# [Short problem]
Please render every line of the records below as a JSON list of strings, one string per line, leaving out blank lines.

# [Stored records]
----------------------------------------

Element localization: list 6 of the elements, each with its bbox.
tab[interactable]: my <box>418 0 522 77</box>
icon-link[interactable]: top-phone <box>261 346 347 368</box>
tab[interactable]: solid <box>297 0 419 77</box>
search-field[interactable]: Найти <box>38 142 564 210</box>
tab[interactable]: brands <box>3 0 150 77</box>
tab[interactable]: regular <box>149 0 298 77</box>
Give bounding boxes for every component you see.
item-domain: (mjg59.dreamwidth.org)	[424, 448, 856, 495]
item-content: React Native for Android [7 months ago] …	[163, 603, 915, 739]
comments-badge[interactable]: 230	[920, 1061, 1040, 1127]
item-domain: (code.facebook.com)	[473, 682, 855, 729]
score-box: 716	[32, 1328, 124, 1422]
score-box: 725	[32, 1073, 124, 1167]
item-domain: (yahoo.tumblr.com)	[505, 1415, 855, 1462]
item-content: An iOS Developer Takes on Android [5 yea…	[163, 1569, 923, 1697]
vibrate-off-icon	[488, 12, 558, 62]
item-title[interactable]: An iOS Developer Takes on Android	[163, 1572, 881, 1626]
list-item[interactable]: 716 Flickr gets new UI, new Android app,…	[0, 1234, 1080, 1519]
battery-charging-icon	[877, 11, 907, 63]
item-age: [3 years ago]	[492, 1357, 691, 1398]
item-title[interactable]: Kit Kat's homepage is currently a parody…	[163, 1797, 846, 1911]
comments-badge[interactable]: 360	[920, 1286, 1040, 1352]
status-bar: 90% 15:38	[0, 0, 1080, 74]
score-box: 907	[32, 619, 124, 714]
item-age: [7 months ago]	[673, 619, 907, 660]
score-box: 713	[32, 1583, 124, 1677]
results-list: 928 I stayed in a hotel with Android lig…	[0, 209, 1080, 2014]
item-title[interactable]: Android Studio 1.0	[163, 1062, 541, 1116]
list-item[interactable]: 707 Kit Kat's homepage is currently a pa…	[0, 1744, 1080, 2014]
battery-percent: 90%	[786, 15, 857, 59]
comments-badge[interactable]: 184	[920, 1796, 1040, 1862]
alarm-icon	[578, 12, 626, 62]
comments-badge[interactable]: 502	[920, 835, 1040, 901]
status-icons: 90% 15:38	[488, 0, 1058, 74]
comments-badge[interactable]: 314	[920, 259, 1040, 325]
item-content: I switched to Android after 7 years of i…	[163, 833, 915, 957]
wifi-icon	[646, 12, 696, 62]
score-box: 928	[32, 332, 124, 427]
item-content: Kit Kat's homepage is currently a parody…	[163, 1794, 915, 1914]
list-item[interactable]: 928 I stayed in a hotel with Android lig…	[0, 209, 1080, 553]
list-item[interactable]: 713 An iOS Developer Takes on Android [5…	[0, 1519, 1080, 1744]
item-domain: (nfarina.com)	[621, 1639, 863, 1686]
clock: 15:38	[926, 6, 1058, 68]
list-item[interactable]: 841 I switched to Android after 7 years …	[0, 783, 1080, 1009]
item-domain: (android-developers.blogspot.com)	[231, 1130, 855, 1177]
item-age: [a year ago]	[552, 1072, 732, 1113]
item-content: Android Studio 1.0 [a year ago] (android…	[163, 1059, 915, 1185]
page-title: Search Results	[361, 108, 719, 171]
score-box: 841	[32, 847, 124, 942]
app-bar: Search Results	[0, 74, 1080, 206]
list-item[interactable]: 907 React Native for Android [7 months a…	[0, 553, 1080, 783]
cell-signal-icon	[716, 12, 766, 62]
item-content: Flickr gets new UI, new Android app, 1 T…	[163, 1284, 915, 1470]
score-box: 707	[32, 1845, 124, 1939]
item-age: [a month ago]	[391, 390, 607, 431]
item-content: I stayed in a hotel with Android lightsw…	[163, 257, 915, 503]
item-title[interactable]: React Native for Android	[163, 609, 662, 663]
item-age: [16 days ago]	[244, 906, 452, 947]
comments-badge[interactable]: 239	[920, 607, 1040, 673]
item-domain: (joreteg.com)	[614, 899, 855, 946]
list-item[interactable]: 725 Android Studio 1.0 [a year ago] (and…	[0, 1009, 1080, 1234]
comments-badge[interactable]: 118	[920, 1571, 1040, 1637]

----------------------------------------

# [Output for this exercise]
[
  "Element localization: list 6 of the elements, each with its bbox.",
  "tab[interactable]: my <box>418 0 522 77</box>",
  "icon-link[interactable]: top-phone <box>261 346 347 368</box>",
  "tab[interactable]: solid <box>297 0 419 77</box>",
  "search-field[interactable]: Найти <box>38 142 564 210</box>",
  "tab[interactable]: brands <box>3 0 150 77</box>",
  "tab[interactable]: regular <box>149 0 298 77</box>",
  "Give bounding boxes for every component you see.",
  "item-domain: (mjg59.dreamwidth.org)\t[424, 448, 856, 495]",
  "item-content: React Native for Android [7 months ago] …\t[163, 603, 915, 739]",
  "comments-badge[interactable]: 230\t[920, 1061, 1040, 1127]",
  "item-domain: (code.facebook.com)\t[473, 682, 855, 729]",
  "score-box: 716\t[32, 1328, 124, 1422]",
  "score-box: 725\t[32, 1073, 124, 1167]",
  "item-domain: (yahoo.tumblr.com)\t[505, 1415, 855, 1462]",
  "item-content: An iOS Developer Takes on Android [5 yea…\t[163, 1569, 923, 1697]",
  "vibrate-off-icon\t[488, 12, 558, 62]",
  "item-title[interactable]: An iOS Developer Takes on Android\t[163, 1572, 881, 1626]",
  "list-item[interactable]: 716 Flickr gets new UI, new Android app,…\t[0, 1234, 1080, 1519]",
  "battery-charging-icon\t[877, 11, 907, 63]",
  "item-age: [3 years ago]\t[492, 1357, 691, 1398]",
  "item-title[interactable]: Kit Kat's homepage is currently a parody…\t[163, 1797, 846, 1911]",
  "comments-badge[interactable]: 360\t[920, 1286, 1040, 1352]",
  "status-bar: 90% 15:38\t[0, 0, 1080, 74]",
  "score-box: 907\t[32, 619, 124, 714]",
  "item-age: [7 months ago]\t[673, 619, 907, 660]",
  "score-box: 713\t[32, 1583, 124, 1677]",
  "results-list: 928 I stayed in a hotel with Android lig…\t[0, 209, 1080, 2014]",
  "item-title[interactable]: Android Studio 1.0\t[163, 1062, 541, 1116]",
  "list-item[interactable]: 707 Kit Kat's homepage is currently a pa…\t[0, 1744, 1080, 2014]",
  "battery-percent: 90%\t[786, 15, 857, 59]",
  "comments-badge[interactable]: 184\t[920, 1796, 1040, 1862]",
  "alarm-icon\t[578, 12, 626, 62]",
  "comments-badge[interactable]: 502\t[920, 835, 1040, 901]",
  "status-icons: 90% 15:38\t[488, 0, 1058, 74]",
  "comments-badge[interactable]: 314\t[920, 259, 1040, 325]",
  "item-content: I switched to Android after 7 years of i…\t[163, 833, 915, 957]",
  "wifi-icon\t[646, 12, 696, 62]",
  "score-box: 928\t[32, 332, 124, 427]",
  "item-content: Kit Kat's homepage is currently a parody…\t[163, 1794, 915, 1914]",
  "list-item[interactable]: 928 I stayed in a hotel with Android lig…\t[0, 209, 1080, 553]",
  "list-item[interactable]: 713 An iOS Developer Takes on Android [5…\t[0, 1519, 1080, 1744]",
  "item-domain: (nfarina.com)\t[621, 1639, 863, 1686]",
  "clock: 15:38\t[926, 6, 1058, 68]",
  "list-item[interactable]: 841 I switched to Android after 7 years …\t[0, 783, 1080, 1009]",
  "item-domain: (android-developers.blogspot.com)\t[231, 1130, 855, 1177]",
  "item-age: [a year ago]\t[552, 1072, 732, 1113]",
  "item-content: Android Studio 1.0 [a year ago] (android…\t[163, 1059, 915, 1185]",
  "page-title: Search Results\t[361, 108, 719, 171]",
  "score-box: 841\t[32, 847, 124, 942]",
  "app-bar: Search Results\t[0, 74, 1080, 206]",
  "list-item[interactable]: 907 React Native for Android [7 months a…\t[0, 553, 1080, 783]",
  "cell-signal-icon\t[716, 12, 766, 62]",
  "item-content: Flickr gets new UI, new Android app, 1 T…\t[163, 1284, 915, 1470]",
  "score-box: 707\t[32, 1845, 124, 1939]",
  "item-age: [a month ago]\t[391, 390, 607, 431]",
  "item-content: I stayed in a hotel with Android lightsw…\t[163, 257, 915, 503]",
  "item-title[interactable]: React Native for Android\t[163, 609, 662, 663]",
  "item-age: [16 days ago]\t[244, 906, 452, 947]",
  "comments-badge[interactable]: 239\t[920, 607, 1040, 673]",
  "item-domain: (joreteg.com)\t[614, 899, 855, 946]",
  "list-item[interactable]: 725 Android Studio 1.0 [a year ago] (and…\t[0, 1009, 1080, 1234]",
  "comments-badge[interactable]: 118\t[920, 1571, 1040, 1637]"
]